DO THIS:
Reproduce precisely the lines of the material below from the line containing "Serialize everything readable" up to and including its last line. Pictures must not be copied.

[Stored entries]

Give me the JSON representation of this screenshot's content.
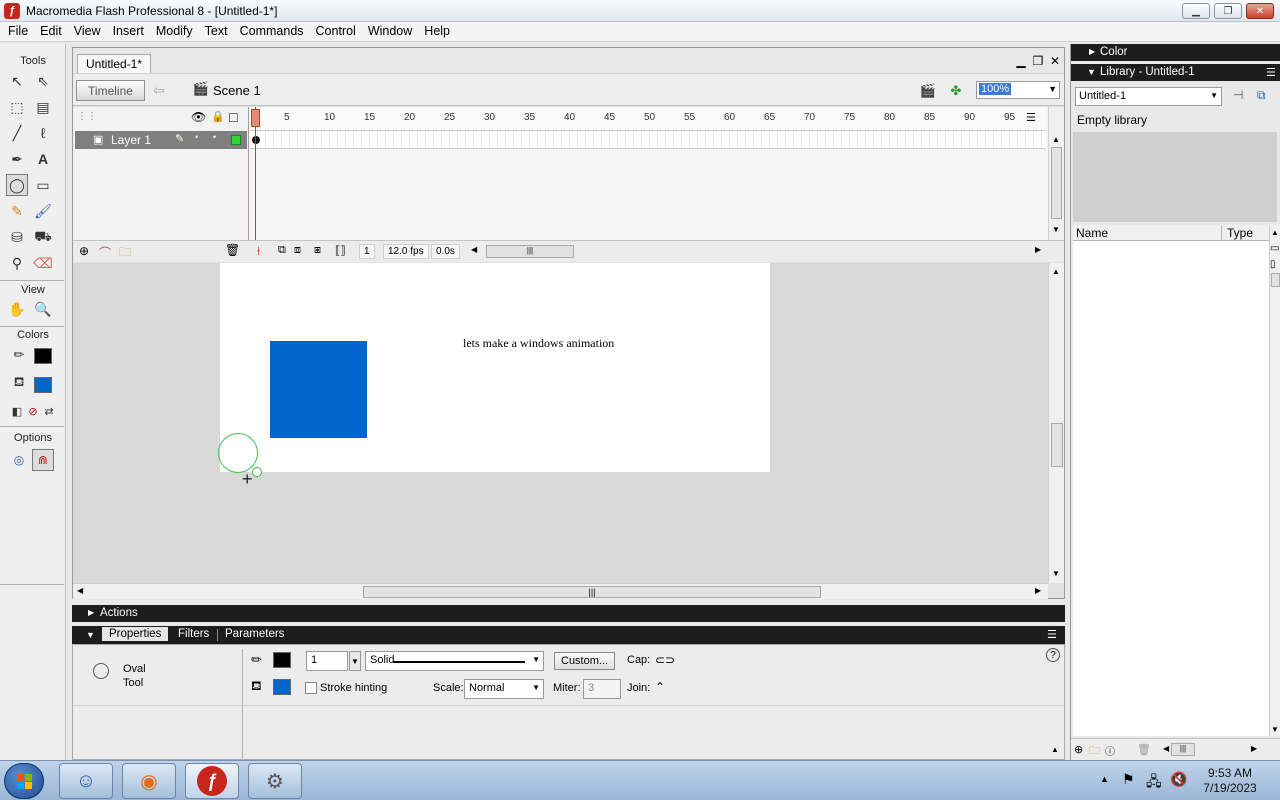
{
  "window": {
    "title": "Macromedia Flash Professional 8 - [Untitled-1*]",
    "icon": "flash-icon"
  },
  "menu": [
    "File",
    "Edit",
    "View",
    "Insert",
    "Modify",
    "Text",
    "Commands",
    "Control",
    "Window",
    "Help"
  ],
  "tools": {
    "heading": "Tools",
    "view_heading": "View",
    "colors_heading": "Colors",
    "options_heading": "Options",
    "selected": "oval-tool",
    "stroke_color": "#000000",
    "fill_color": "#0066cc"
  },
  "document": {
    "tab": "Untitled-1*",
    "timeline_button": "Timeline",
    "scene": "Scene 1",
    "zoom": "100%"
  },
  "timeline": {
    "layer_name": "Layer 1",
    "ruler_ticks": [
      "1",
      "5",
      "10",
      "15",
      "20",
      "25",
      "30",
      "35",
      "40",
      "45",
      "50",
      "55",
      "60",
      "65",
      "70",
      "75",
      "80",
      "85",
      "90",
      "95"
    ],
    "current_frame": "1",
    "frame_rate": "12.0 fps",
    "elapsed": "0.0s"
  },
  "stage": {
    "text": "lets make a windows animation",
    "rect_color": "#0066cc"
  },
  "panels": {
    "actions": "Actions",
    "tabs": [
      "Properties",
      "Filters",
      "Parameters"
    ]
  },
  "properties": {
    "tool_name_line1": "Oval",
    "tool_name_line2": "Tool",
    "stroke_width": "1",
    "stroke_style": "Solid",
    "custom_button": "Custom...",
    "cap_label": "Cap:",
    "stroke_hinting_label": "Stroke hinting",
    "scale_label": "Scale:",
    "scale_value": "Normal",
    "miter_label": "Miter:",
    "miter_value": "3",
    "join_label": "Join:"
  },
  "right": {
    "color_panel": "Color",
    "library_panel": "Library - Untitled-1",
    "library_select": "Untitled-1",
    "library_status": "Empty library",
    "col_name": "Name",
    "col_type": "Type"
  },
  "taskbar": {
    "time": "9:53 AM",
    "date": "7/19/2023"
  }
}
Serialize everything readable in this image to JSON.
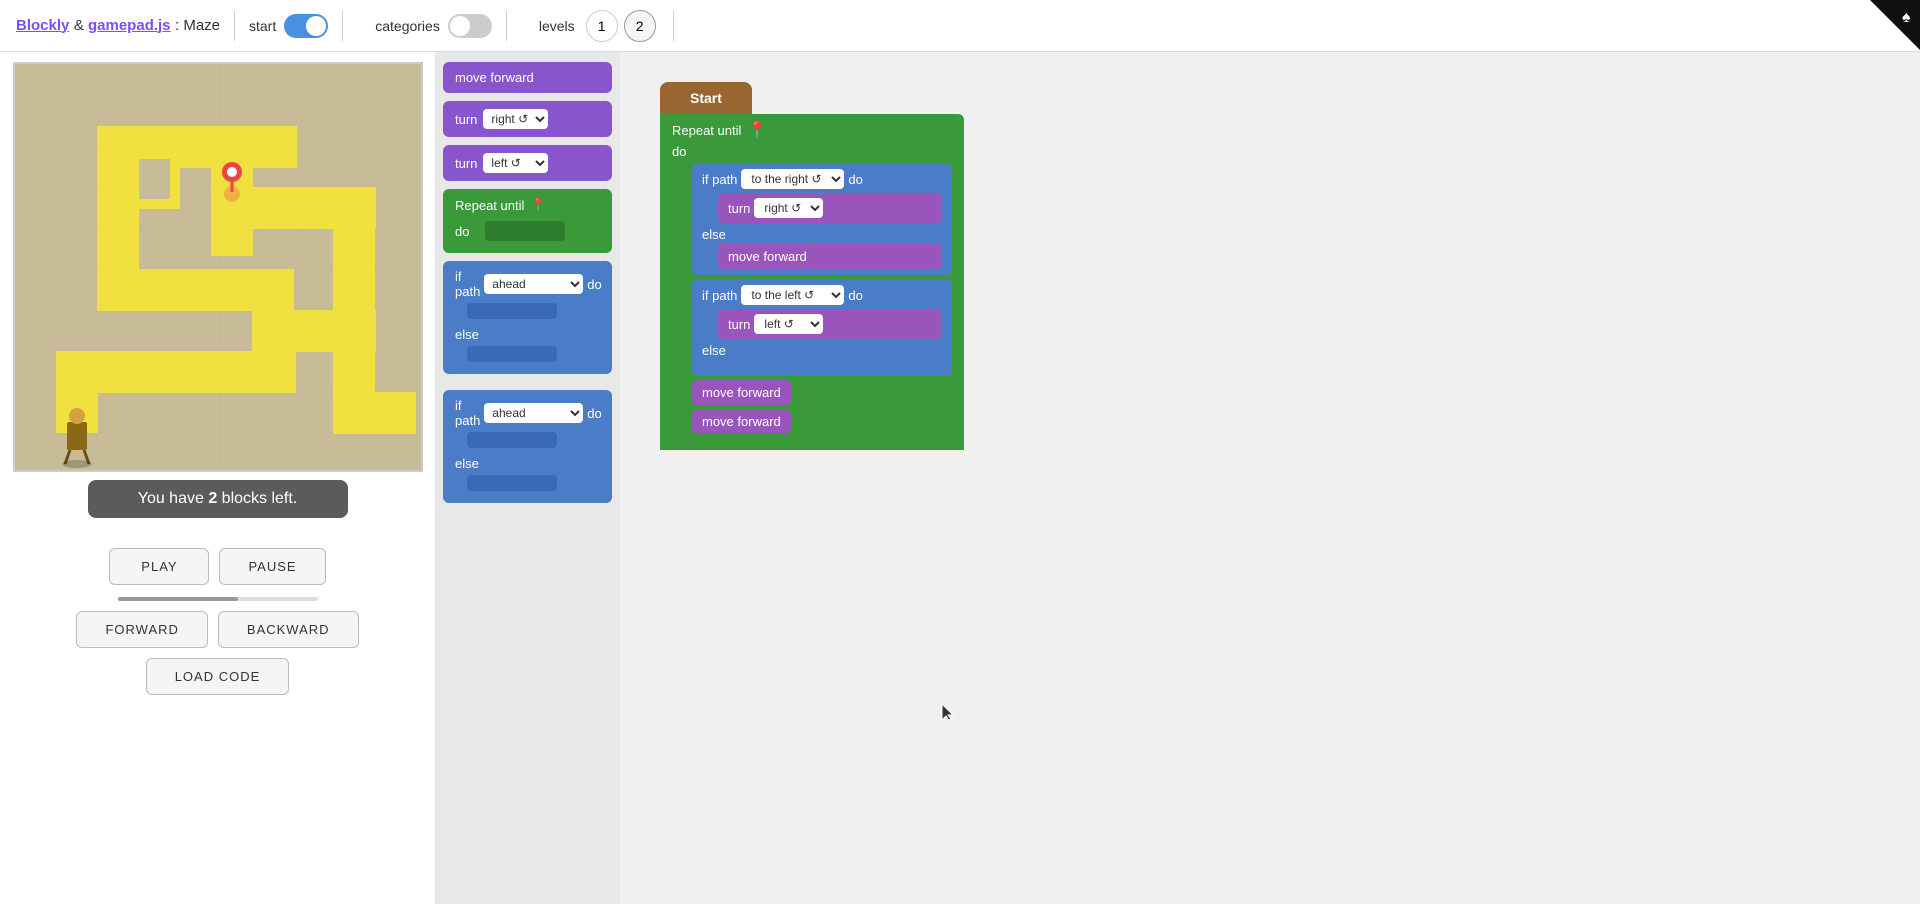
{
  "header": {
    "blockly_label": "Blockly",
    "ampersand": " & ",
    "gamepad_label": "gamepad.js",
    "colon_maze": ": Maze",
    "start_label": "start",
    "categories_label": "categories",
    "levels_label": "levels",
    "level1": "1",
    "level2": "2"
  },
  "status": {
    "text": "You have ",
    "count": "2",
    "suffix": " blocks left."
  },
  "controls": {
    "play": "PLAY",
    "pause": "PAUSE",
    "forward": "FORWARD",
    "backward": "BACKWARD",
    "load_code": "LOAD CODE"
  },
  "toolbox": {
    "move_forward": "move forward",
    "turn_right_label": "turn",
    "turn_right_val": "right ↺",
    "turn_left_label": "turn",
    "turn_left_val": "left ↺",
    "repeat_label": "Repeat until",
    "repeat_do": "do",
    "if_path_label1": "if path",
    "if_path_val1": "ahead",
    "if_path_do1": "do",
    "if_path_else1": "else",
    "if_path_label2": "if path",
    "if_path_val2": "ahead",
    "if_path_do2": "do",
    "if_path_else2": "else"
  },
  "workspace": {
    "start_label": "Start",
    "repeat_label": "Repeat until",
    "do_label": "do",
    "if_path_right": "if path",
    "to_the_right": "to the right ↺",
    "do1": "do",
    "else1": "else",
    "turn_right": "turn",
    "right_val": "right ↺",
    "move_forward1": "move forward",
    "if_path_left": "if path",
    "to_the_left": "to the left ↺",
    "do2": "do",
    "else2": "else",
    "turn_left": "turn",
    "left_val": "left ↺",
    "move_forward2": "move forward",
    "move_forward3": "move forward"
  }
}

TASK OUTPUT:
Serialize everything readable in this image to JSON.
{
  "header": {
    "blockly_label": "Blockly",
    "ampersand": " & ",
    "gamepad_label": "gamepad.js",
    "colon_maze": ": Maze",
    "start_label": "start",
    "categories_label": "categories",
    "levels_label": "levels",
    "level1": "1",
    "level2": "2"
  },
  "status": {
    "text": "You have ",
    "count": "2",
    "suffix": " blocks left."
  },
  "controls": {
    "play": "PLAY",
    "pause": "PAUSE",
    "forward": "FORWARD",
    "backward": "BACKWARD",
    "load_code": "LOAD CODE"
  },
  "toolbox": {
    "move_forward": "move forward",
    "turn_right_label": "turn",
    "turn_right_val": "right ↺",
    "turn_left_label": "turn",
    "turn_left_val": "left ↺",
    "repeat_label": "Repeat until",
    "repeat_do": "do",
    "if_path_label1": "if path",
    "if_path_val1": "ahead",
    "if_path_do1": "do",
    "if_path_else1": "else",
    "if_path_label2": "if path",
    "if_path_val2": "ahead",
    "if_path_do2": "do",
    "if_path_else2": "else"
  },
  "workspace": {
    "start_label": "Start",
    "repeat_label": "Repeat until",
    "do_label": "do",
    "if_path_right": "if path",
    "to_the_right": "to the right ↺",
    "do1": "do",
    "else1": "else",
    "turn_right": "turn",
    "right_val": "right ↺",
    "move_forward1": "move forward",
    "if_path_left": "if path",
    "to_the_left": "to the left ↺",
    "do2": "do",
    "else2": "else",
    "turn_left": "turn",
    "left_val": "left ↺",
    "move_forward2": "move forward",
    "move_forward3": "move forward"
  }
}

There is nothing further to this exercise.